▸ **To be done**
Work out how many lines of the listing hold the string "name", then answer with that number and nothing else.

....

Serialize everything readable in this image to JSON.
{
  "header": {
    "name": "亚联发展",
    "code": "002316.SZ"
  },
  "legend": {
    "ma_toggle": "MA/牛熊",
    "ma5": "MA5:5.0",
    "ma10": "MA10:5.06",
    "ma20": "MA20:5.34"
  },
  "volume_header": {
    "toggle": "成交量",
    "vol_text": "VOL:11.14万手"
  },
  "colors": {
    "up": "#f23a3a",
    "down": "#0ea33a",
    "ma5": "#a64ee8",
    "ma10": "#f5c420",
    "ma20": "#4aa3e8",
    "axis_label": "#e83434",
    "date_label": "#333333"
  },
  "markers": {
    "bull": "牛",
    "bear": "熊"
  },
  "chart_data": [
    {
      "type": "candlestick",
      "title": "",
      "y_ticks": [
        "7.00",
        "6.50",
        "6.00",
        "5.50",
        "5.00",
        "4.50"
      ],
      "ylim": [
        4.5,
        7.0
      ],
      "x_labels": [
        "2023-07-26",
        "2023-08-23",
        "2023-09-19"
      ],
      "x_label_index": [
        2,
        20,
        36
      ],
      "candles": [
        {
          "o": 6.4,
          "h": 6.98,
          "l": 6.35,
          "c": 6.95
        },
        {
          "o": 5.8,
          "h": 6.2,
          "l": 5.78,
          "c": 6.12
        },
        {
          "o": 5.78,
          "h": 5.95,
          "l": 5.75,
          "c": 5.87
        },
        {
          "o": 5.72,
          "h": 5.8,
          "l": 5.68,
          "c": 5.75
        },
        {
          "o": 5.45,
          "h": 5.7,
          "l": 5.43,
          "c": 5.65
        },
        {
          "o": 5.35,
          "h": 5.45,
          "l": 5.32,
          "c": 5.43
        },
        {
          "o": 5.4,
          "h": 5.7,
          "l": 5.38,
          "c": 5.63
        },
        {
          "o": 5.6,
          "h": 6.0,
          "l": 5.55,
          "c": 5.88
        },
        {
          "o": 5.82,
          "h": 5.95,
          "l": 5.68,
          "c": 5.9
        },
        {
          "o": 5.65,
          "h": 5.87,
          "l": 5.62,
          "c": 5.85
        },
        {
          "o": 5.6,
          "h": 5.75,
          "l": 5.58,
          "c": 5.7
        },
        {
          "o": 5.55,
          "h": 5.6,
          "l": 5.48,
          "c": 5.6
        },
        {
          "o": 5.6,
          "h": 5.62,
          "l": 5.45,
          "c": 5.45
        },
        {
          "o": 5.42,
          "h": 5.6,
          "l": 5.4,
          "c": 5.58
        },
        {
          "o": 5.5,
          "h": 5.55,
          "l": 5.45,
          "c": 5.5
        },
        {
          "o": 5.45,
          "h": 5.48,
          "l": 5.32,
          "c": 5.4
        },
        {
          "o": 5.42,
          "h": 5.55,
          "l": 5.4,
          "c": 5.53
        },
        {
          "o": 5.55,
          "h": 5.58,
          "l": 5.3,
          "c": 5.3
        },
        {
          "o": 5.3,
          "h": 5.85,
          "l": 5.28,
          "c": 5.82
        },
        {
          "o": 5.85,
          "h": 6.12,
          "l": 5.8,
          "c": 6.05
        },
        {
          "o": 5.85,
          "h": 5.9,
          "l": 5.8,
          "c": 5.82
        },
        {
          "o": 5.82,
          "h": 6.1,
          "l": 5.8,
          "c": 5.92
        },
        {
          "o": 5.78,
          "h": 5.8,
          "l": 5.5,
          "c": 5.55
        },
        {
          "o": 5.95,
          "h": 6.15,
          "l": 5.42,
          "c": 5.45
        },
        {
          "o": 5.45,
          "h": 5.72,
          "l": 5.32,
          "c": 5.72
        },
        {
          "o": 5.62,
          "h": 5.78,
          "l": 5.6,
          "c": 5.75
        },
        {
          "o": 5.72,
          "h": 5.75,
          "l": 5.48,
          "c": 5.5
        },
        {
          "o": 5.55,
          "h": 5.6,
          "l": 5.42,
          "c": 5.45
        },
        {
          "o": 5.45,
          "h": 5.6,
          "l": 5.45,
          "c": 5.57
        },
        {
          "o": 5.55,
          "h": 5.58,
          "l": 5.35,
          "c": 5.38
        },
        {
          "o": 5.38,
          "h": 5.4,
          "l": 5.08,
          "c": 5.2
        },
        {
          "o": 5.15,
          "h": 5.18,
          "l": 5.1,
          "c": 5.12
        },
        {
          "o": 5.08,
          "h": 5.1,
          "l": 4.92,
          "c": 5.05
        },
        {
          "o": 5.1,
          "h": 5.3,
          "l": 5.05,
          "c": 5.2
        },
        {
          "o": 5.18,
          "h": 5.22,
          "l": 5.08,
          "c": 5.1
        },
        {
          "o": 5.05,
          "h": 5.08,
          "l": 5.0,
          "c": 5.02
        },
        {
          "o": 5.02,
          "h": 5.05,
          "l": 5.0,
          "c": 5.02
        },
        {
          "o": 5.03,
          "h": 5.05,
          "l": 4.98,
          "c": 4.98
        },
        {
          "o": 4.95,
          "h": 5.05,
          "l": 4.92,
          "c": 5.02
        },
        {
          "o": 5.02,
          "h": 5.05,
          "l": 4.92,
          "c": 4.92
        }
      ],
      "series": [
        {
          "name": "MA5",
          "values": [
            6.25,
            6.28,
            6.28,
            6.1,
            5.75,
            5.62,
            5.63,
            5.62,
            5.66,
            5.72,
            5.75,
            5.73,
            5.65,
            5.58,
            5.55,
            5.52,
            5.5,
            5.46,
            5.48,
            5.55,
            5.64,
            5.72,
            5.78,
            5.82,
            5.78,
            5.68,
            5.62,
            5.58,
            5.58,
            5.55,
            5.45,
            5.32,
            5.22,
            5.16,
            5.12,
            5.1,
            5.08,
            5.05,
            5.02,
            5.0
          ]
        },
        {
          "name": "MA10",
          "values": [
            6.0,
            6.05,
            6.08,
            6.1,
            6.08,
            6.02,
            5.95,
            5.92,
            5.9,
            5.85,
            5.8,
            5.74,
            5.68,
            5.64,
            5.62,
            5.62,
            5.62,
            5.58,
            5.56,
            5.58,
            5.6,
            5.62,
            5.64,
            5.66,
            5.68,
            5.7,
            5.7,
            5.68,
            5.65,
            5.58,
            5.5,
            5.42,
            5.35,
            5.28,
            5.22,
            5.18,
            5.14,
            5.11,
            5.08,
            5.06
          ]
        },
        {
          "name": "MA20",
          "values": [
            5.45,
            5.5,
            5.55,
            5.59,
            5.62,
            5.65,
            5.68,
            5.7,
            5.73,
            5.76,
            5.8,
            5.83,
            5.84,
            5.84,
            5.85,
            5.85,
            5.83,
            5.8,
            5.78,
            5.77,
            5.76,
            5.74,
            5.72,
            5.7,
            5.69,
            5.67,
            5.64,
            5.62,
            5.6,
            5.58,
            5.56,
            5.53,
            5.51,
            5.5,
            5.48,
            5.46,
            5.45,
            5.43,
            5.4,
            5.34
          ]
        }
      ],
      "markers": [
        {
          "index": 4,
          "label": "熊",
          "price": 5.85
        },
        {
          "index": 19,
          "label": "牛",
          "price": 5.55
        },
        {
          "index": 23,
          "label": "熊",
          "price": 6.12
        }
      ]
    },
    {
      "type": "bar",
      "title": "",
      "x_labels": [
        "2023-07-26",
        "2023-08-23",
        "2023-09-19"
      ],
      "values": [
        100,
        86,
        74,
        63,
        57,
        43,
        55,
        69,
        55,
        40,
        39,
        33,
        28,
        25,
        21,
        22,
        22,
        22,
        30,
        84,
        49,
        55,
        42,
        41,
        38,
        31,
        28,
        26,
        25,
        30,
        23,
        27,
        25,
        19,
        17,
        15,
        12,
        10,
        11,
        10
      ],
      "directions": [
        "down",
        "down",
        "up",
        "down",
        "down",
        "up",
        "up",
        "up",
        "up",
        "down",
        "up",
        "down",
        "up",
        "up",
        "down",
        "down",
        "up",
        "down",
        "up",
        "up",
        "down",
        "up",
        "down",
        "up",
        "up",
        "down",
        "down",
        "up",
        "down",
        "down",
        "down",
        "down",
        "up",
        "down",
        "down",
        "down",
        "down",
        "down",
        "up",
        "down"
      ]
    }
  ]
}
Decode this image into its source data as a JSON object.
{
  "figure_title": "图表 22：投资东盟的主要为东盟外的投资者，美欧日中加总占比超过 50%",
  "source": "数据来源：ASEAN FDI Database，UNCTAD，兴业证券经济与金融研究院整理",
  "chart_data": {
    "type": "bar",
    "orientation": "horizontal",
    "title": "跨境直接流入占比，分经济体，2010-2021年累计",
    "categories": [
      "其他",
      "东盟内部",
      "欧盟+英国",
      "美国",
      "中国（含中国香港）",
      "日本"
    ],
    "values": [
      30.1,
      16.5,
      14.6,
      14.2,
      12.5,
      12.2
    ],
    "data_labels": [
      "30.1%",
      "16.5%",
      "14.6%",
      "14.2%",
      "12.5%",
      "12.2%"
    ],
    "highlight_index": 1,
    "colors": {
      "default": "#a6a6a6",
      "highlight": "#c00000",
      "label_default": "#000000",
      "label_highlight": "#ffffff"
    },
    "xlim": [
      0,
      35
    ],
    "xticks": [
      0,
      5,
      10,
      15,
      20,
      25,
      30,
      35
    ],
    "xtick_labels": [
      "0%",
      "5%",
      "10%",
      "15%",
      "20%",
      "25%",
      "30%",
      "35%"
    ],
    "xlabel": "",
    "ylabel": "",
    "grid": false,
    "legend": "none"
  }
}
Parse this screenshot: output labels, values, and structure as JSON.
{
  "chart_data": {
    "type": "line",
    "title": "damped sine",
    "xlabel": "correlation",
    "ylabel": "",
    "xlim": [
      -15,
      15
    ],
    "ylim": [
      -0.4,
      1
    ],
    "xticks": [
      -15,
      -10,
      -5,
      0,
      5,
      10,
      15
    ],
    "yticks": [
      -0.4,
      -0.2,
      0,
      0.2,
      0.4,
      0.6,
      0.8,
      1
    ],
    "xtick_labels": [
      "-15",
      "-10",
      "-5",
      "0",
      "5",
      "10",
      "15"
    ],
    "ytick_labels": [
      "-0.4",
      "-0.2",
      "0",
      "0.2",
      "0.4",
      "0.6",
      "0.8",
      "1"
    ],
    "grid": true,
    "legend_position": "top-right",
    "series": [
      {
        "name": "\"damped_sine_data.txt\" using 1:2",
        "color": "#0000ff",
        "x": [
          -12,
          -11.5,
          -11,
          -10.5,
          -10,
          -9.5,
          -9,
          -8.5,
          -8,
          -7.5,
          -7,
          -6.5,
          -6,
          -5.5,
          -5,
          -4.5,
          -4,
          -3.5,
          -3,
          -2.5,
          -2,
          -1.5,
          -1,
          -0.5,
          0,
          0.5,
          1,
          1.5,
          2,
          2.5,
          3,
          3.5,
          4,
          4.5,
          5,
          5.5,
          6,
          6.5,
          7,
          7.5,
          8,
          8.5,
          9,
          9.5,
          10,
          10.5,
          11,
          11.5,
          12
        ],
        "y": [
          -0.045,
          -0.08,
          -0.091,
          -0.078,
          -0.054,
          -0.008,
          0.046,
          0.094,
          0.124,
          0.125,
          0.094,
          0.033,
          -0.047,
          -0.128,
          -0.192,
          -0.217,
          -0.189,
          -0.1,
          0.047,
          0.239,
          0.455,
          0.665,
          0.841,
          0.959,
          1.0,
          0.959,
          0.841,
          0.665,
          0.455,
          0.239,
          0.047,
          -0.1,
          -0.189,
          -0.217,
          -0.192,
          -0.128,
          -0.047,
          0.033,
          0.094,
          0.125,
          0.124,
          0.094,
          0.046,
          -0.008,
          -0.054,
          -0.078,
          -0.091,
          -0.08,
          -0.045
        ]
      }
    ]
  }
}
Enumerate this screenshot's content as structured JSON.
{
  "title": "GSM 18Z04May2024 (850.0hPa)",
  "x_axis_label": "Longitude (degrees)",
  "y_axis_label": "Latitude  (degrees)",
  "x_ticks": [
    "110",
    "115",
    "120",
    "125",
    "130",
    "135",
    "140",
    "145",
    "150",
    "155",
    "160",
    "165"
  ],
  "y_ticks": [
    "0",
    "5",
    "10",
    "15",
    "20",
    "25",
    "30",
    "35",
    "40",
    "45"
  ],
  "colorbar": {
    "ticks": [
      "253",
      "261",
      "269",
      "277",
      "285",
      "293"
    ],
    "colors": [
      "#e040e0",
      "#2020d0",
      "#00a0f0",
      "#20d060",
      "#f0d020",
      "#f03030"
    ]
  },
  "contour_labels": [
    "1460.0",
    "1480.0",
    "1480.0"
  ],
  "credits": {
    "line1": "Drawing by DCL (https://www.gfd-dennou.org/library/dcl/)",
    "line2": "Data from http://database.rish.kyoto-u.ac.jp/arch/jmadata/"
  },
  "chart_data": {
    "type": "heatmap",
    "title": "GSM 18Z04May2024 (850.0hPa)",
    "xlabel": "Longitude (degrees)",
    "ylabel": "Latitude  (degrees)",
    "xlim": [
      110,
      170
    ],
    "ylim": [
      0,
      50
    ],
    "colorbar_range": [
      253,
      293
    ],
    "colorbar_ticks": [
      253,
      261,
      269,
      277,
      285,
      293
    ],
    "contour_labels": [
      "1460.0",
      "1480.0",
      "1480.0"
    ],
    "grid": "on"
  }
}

....

▸ **Result of the exercise**
5